(Collected data)
----------

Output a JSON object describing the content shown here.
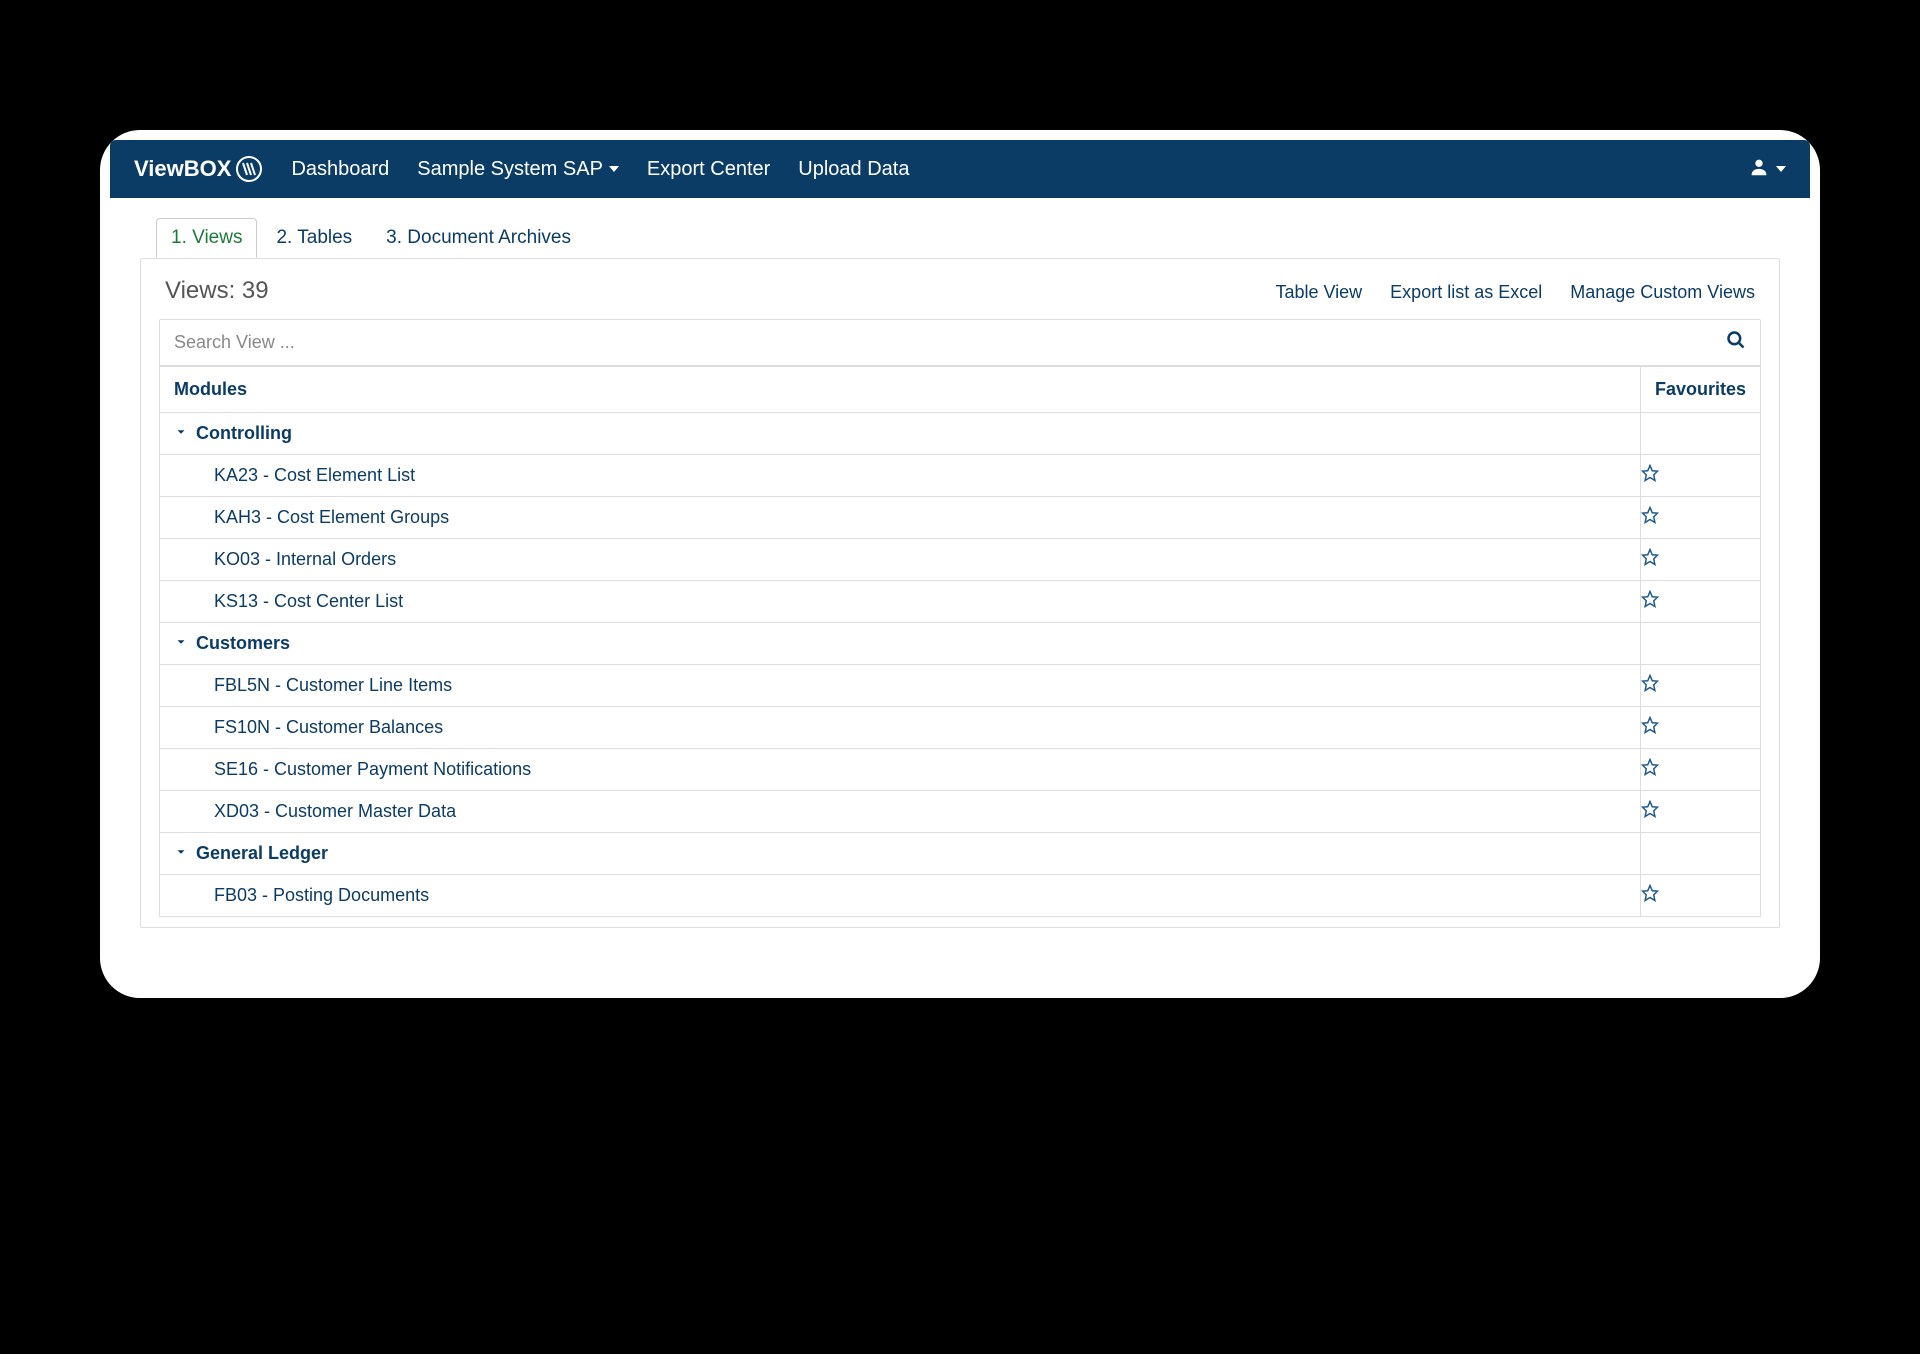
{
  "brand": {
    "prefix": "View",
    "suffix": "BOX"
  },
  "nav": {
    "dashboard": "Dashboard",
    "system": "Sample System SAP",
    "export_center": "Export Center",
    "upload_data": "Upload Data"
  },
  "tabs": {
    "views": "1. Views",
    "tables": "2. Tables",
    "archives": "3. Document Archives"
  },
  "views": {
    "title": "Views: 39",
    "actions": {
      "table_view": "Table View",
      "export_excel": "Export list as Excel",
      "manage_custom": "Manage Custom Views"
    },
    "search_placeholder": "Search View ...",
    "columns": {
      "modules": "Modules",
      "favourites": "Favourites"
    },
    "groups": [
      {
        "name": "Controlling",
        "items": [
          "KA23 - Cost Element List",
          "KAH3 - Cost Element Groups",
          "KO03 - Internal Orders",
          "KS13 - Cost Center List"
        ]
      },
      {
        "name": "Customers",
        "items": [
          "FBL5N - Customer Line Items",
          "FS10N - Customer Balances",
          "SE16 - Customer Payment Notifications",
          "XD03 - Customer Master Data"
        ]
      },
      {
        "name": "General Ledger",
        "items": [
          "FB03 - Posting Documents"
        ]
      }
    ]
  }
}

----------

### [Set task]
Using the listing above, state the number of lines that hold "name", with no other text.

### [The answer]
3